→ **Textabschnitt**
○ ○ ○ ○
Anhalten, Stehen, Anreiten

Christine Sander - Feb 26, 2010: 4. Folge unserer Serie über Dressulektionen. Frau Christine Sander erforscht im Rahmen des a.i.s. study-horsemanship seit 2001 Grundlagen einer neuen, modernen Reiterei. Weitere Informationen über die Arbeit von Frau Sander finden Sie unterhalb des Textes.

Bei der Handarbeit und in der Vorhandwendung am Boden hat das Pferd die Zügelhilfen kennen gelernt. Es ist so von Anfang an nicht nur mit dem Zügel, der vom Hals weg oder zum Hals hin wirkt vertraut. Es kennt auch schon den kurz anziehenden, den vibrierenden und/oder den nach oben wirkenden Zügel. In der Vorhandwendung unter dem Reiter ist zunächst vorallem wichtig, dass die Vorderbeine des Pferdes am Platz auf und ab treten. Jede der drei Ausführungen des verhaltenden Zügels ist gut, solange sie durchkommt.

Beim Schritt ohne Einwirkungen auf das Gebiss läuft das Pferd am hängenden Zügel. Möchte der Reiter es in dieser Phase anhalten ist wahrscheinlich ein sanftes Anziehen beider Zügel am wirkungsvollsten. Alles ist paletti, wenn das Pferd prompt steht. Tut es das nicht verlangsamt der Reiter das Tempo und bringt zuerst das Schieben und Tragen ins Gleichgewicht.

Wenn das Pferd sich aufrichtet ist es per definitione in Haltung und im Gleichgewicht und trägt sich selbst. Es weicht der Hand des Reiters nicht aus, sondern sucht sie. Wenn die Abstimmung stimmt reicht ein Anhaltenwollen und das Pferd steht. Eine Leserin trägt dazu dieses energetische Konzept bei.

Bei Unstimmigkeiten kann der Reiter auf die kombinierte Wirkung von Beinen, Beckenstellung und Ringfingern zurückgreifen. Die aufrichtende Wirkung der Reiterbeine bringen das Pferd in Hab-Acht-Stellung. Das Einziehen der Bauchnabels verlagert den Schwerpunkt zurück. Das Heben der Schlüsselbeine hebt die Hand. Diese kombinierte Einwirkung bringen das Pferd ruhig und progressiv erst vermehrt in Aufrichtung und dann zum Stehen.
○ ○ ○ ○
→ **Gelesenes anwenden**
[1] Nenne bitte alle Wirkungsweisen des Zügels, die das Pferd laut dem Textabschnitt schon aus der Handarbeit und der Vorhandwendung am Boden kennt.
[2] Warum reicht beim aufgerichteten Pferd schon ein Anhaltenwollen? Erkläre es mit der Begründung aus dem Textabschnitt in ein bis drei Sätzen.
[3] Schreibe den Text über Anhalten, Stehen und Anreiten nach seinem letzten Satz weiter.
○ ○ ○ ○
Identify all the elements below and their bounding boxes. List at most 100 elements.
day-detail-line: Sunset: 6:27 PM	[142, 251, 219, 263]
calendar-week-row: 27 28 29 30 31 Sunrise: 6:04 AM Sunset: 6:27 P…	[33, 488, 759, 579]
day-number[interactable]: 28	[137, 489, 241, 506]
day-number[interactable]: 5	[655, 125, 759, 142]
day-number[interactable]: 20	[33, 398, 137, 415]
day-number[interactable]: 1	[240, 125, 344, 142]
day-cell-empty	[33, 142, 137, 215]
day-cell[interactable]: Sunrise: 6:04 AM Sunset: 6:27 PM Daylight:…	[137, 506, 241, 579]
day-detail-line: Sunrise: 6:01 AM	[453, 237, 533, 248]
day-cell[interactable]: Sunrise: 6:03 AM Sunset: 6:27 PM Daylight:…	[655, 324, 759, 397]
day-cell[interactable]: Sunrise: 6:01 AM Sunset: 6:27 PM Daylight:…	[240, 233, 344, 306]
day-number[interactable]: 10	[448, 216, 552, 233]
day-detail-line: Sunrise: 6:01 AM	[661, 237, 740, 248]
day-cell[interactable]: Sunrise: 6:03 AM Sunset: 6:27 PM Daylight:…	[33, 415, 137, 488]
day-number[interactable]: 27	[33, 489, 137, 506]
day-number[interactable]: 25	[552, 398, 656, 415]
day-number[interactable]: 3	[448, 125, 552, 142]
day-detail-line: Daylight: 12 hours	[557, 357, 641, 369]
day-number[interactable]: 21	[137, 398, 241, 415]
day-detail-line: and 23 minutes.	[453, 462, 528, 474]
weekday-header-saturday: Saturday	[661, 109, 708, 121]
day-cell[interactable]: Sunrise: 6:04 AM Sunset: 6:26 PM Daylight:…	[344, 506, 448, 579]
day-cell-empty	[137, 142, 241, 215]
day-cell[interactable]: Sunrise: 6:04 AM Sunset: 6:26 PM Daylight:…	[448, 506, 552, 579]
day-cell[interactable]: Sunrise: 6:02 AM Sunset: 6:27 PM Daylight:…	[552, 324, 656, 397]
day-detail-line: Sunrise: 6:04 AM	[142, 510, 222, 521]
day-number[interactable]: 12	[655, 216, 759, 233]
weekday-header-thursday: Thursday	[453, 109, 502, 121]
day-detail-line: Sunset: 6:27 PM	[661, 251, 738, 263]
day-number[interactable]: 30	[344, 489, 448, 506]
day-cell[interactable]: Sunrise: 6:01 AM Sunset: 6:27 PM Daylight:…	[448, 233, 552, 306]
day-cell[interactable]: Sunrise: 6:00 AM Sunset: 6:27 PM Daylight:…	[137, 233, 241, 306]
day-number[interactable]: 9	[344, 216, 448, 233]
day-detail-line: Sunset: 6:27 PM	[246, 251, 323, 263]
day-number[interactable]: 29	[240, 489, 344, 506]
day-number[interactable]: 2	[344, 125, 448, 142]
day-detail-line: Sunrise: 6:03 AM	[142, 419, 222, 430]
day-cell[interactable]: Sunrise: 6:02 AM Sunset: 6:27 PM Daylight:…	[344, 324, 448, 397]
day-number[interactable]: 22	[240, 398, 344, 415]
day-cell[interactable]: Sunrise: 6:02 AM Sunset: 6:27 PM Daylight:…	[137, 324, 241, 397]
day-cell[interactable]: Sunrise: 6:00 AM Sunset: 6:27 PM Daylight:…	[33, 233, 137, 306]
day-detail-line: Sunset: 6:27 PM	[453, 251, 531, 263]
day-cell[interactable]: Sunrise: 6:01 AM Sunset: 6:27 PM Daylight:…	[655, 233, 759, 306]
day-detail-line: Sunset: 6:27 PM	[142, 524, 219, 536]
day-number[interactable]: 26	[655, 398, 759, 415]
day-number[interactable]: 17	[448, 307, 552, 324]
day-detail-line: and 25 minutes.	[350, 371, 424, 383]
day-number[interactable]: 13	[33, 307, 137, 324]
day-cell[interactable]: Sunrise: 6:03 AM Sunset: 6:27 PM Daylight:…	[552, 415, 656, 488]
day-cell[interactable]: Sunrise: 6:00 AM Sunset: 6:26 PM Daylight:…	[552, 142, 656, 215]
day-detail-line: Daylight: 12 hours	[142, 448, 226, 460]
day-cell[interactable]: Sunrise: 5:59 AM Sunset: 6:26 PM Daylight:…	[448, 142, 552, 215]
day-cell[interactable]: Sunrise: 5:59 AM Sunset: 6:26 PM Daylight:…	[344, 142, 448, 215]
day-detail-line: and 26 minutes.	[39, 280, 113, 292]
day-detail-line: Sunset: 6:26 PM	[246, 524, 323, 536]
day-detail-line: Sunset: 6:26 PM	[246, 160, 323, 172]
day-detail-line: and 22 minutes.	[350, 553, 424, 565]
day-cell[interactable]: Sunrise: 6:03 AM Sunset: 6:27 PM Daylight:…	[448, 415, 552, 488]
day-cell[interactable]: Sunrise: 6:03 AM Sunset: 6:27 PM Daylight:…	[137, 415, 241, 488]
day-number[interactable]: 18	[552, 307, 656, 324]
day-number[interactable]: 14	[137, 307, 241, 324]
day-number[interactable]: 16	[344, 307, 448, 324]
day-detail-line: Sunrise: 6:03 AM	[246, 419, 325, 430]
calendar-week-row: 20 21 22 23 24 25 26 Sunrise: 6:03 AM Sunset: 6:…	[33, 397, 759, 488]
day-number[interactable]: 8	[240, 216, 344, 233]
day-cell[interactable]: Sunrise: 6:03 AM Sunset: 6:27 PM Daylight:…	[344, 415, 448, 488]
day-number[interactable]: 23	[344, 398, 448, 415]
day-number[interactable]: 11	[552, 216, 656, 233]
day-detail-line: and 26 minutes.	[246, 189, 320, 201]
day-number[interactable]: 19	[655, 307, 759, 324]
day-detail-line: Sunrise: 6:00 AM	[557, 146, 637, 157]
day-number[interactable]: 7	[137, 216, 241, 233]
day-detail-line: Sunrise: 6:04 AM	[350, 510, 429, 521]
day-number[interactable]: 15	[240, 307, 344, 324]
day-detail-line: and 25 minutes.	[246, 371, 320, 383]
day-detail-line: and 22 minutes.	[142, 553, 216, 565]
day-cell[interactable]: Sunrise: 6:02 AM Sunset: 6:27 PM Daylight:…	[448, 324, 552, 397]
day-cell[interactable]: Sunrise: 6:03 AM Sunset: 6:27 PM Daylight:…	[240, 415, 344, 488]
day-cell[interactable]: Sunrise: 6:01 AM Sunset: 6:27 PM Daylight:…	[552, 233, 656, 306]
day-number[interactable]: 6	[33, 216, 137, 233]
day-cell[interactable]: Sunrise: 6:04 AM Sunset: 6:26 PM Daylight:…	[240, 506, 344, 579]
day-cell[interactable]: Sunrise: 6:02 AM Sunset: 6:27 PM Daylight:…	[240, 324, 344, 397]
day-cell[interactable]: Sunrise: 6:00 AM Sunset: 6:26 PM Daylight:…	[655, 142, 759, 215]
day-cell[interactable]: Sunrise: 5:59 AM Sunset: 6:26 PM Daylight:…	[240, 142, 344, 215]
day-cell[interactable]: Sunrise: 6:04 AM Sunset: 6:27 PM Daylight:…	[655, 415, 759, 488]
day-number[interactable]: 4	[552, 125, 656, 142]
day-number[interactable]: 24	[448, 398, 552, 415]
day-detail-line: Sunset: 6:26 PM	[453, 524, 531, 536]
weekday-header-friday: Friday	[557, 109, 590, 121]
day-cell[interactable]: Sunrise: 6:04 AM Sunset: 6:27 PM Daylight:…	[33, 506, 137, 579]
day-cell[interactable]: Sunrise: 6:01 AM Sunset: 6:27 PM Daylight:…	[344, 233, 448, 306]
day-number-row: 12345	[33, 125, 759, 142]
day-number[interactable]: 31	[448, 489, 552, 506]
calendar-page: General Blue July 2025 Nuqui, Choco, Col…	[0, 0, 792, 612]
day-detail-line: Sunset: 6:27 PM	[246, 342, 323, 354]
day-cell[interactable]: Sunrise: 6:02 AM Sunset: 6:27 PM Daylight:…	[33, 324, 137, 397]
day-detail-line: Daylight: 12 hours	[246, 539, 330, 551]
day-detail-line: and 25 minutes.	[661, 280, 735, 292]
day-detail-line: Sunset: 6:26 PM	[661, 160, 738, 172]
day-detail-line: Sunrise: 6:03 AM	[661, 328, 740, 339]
○ ○ ○ ○
→ **Antworten je Aufgabe**
[1]
- Zügel, der vom Hals weg wirkt
- Zügel, der zum Hals hin wirkt
- kurz anziehender Zügel
- vibrierender Zügel
- nach oben wirkender Zügel

[2] Ein Pferd, das sich aufrichtet, ist laut Text per Definition in Haltung und im Gleichgewicht und trägt sich selbst. Es weicht der Hand des Reiters nicht aus, sondern sucht sie. Stimmt die Abstimmung, steht es deshalb schon auf ein Anhaltenwollen hin.

[3]
"Die Elemente der Reiter (2007)". Das Kreuzbein des Reiters und des Pferdes

Das Schliessen der Finger ist dabei das Machtmittel in des Reiters Hand. Aber Vorsicht, das Pferd weiss genau wenn es gezwungen wird. Will es nicht anhalten ist der Gund häufig, dass die Hanken nicht stark und/oder elastisch genug sind, um in Haltung zu stehen. Anderseit kräftigt gerade das Anhalten, Stehen und wieder Anreiten die Hanken und macht sie geschmeidig. Gefragt ist also des Reiters Feingefühl. Freundschaft kommt vor Leistung. Wieder lohnt sich langsames Vorgehen.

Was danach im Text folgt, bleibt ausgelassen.